Dataset items:
==========
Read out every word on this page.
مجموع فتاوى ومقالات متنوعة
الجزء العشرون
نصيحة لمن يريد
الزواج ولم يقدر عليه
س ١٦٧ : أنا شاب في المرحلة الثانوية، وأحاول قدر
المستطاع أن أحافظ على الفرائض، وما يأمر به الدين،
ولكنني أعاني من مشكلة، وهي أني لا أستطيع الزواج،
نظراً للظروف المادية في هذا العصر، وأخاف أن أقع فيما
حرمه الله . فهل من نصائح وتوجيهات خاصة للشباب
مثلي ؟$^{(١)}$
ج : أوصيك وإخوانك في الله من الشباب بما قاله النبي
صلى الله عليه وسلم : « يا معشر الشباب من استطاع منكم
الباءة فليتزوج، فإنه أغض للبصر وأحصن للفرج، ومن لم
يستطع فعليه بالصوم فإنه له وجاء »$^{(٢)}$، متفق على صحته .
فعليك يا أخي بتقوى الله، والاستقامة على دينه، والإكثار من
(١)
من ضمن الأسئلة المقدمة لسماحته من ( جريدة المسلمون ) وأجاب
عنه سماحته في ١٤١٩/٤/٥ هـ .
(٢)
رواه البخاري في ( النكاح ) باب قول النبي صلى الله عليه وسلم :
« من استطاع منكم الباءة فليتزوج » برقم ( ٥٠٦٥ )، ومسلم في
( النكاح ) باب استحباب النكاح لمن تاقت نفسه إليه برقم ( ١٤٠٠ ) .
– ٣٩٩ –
==========
The exercise => Every entry needs to be retyped exactly.

Response to the task =>
Read out every word on this page.
مجموع فتاوى ومقالات متنوعة
الجزء العشرون
نصيحة لمن يريد
الزواج ولم يقدر عليه
س ١٦٧ : أنا شاب في المرحلة الثانوية، وأحاول قدر
المستطاع أن أحافظ على الفرائض، وما يأمر به الدين،
ولكنني أعاني من مشكلة، وهي أني لا أستطيع الزواج،
نظراً للظروف المادية في هذا العصر، وأخاف أن أقع فيما
حرمه الله . فهل من نصائح وتوجيهات خاصة للشباب
مثلي ؟$^{(١)}$
ج : أوصيك وإخوانك في الله من الشباب بما قاله النبي
صلى الله عليه وسلم : « يا معشر الشباب من استطاع منكم
الباءة فليتزوج، فإنه أغض للبصر وأحصن للفرج، ومن لم
يستطع فعليه بالصوم فإنه له وجاء »$^{(٢)}$، متفق على صحته .
فعليك يا أخي بتقوى الله، والاستقامة على دينه، والإكثار من
(١)
من ضمن الأسئلة المقدمة لسماحته من ( جريدة المسلمون ) وأجاب
عنه سماحته في ١٤١٩/٤/٥ هـ .
(٢)
رواه البخاري في ( النكاح ) باب قول النبي صلى الله عليه وسلم :
« من استطاع منكم الباءة فليتزوج » برقم ( ٥٠٦٥ )، ومسلم في
( النكاح ) باب استحباب النكاح لمن تاقت نفسه إليه برقم ( ١٤٠٠ ) .
– ٣٩٩ –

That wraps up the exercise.